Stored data
....
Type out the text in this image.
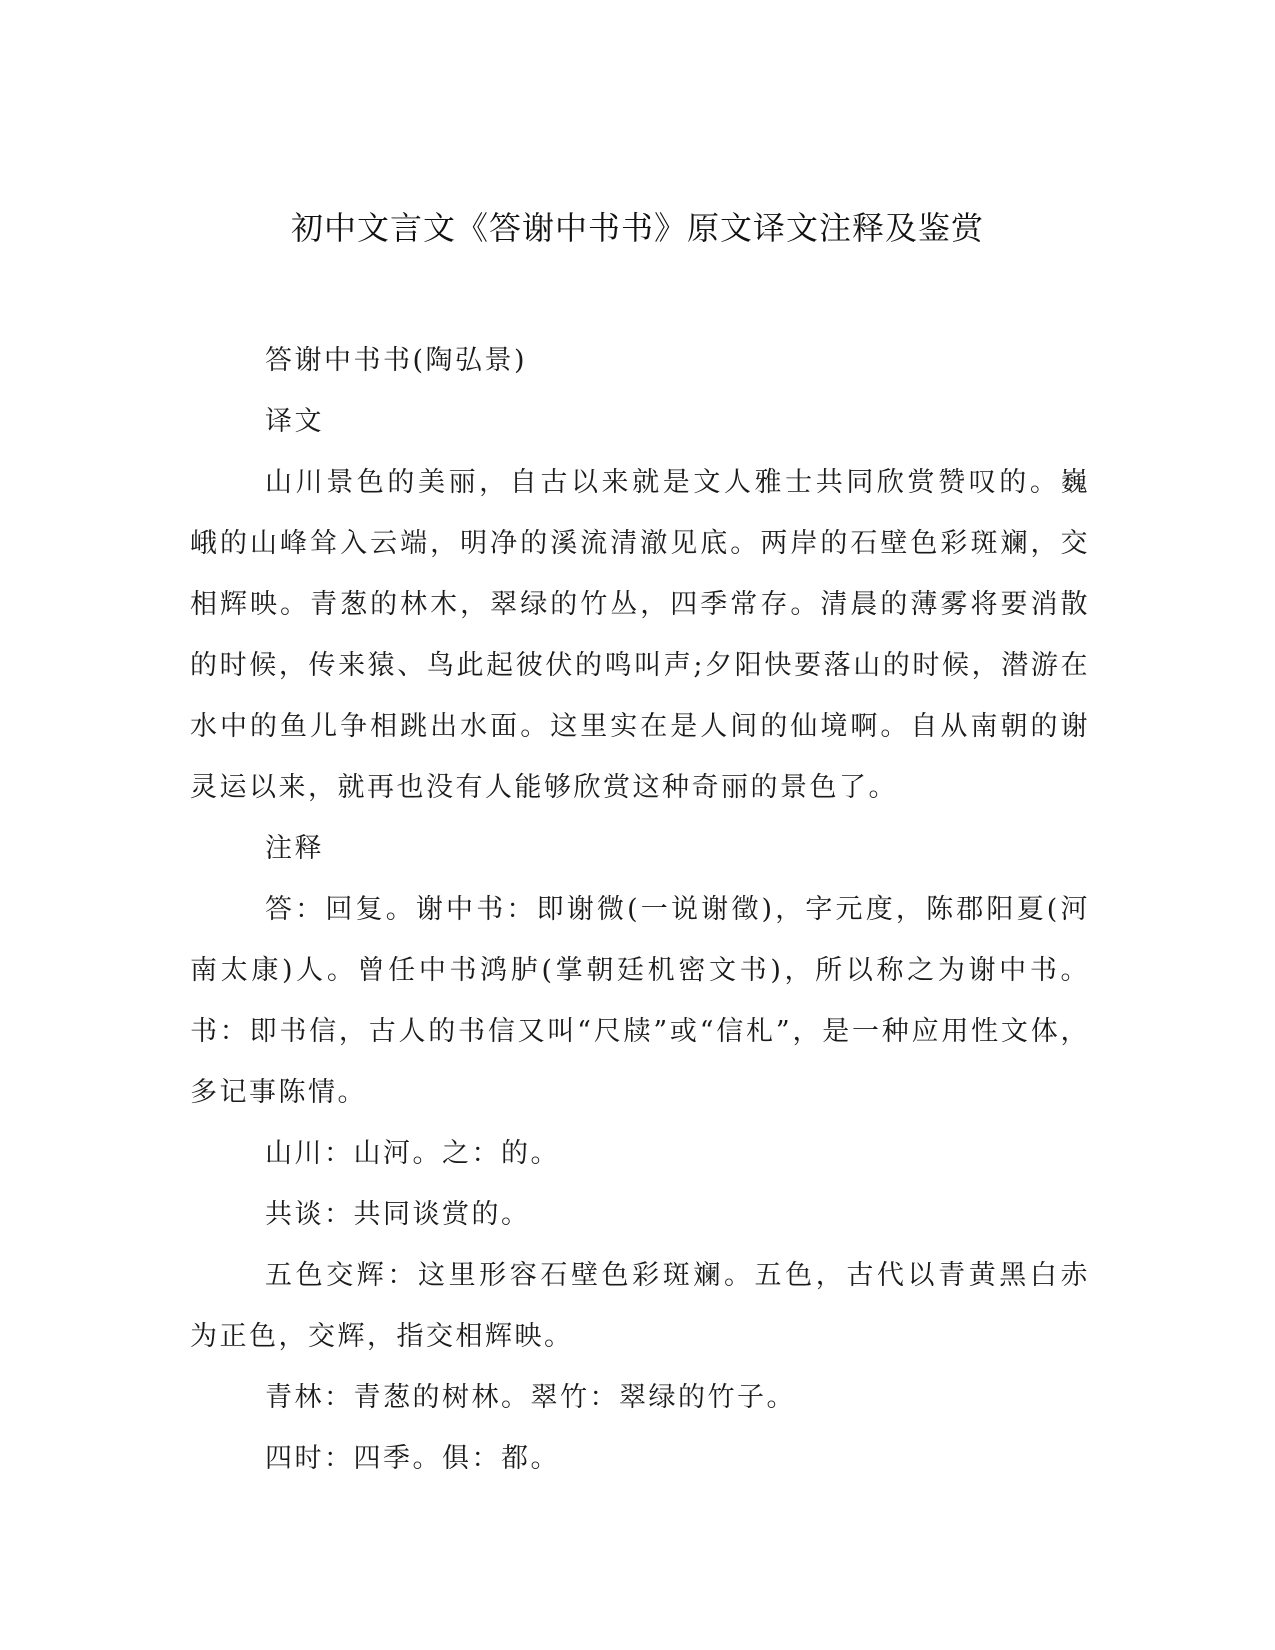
初中文言文《答谢中书书》原文译文注释及鉴赏

答谢中书书(陶弘景)

译文

山川景色的美丽，自古以来就是文人雅士共同欣赏赞叹的。巍峨的山峰耸入云端，明净的溪流清澈见底。两岸的石壁色彩斑斓，交相辉映。青葱的林木，翠绿的竹丛，四季常存。清晨的薄雾将要消散的时候，传来猿、鸟此起彼伏的鸣叫声;夕阳快要落山的时候，潜游在水中的鱼儿争相跳出水面。这里实在是人间的仙境啊。自从南朝的谢灵运以来，就再也没有人能够欣赏这种奇丽的景色了。

注释

答：回复。谢中书：即谢微(一说谢徵)，字元度，陈郡阳夏(河南太康)人。曾任中书鸿胪(掌朝廷机密文书)，所以称之为谢中书。书：即书信，古人的书信又叫“尺牍”或“信札”，是一种应用性文体，多记事陈情。

山川：山河。之：的。

共谈：共同谈赏的。

五色交辉：这里形容石壁色彩斑斓。五色，古代以青黄黑白赤为正色，交辉，指交相辉映。

青林：青葱的树林。翠竹：翠绿的竹子。

四时：四季。俱：都。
....
Your copy of the data should match it exactly, except that pictures are left out.

Type out the text in this image.
初中文言文《答谢中书书》原文译文注释及鉴赏

答谢中书书(陶弘景)

译文

山川景色的美丽，自古以来就是文人雅士共同欣赏赞叹的。巍峨的山峰耸入云端，明净的溪流清澈见底。两岸的石壁色彩斑斓，交相辉映。青葱的林木，翠绿的竹丛，四季常存。清晨的薄雾将要消散的时候，传来猿、鸟此起彼伏的鸣叫声;夕阳快要落山的时候，潜游在水中的鱼儿争相跳出水面。这里实在是人间的仙境啊。自从南朝的谢灵运以来，就再也没有人能够欣赏这种奇丽的景色了。

注释

答：回复。谢中书：即谢微(一说谢徵)，字元度，陈郡阳夏(河南太康)人。曾任中书鸿胪(掌朝廷机密文书)，所以称之为谢中书。书：即书信，古人的书信又叫“尺牍”或“信札”，是一种应用性文体，多记事陈情。

山川：山河。之：的。

共谈：共同谈赏的。

五色交辉：这里形容石壁色彩斑斓。五色，古代以青黄黑白赤为正色，交辉，指交相辉映。

青林：青葱的树林。翠竹：翠绿的竹子。

四时：四季。俱：都。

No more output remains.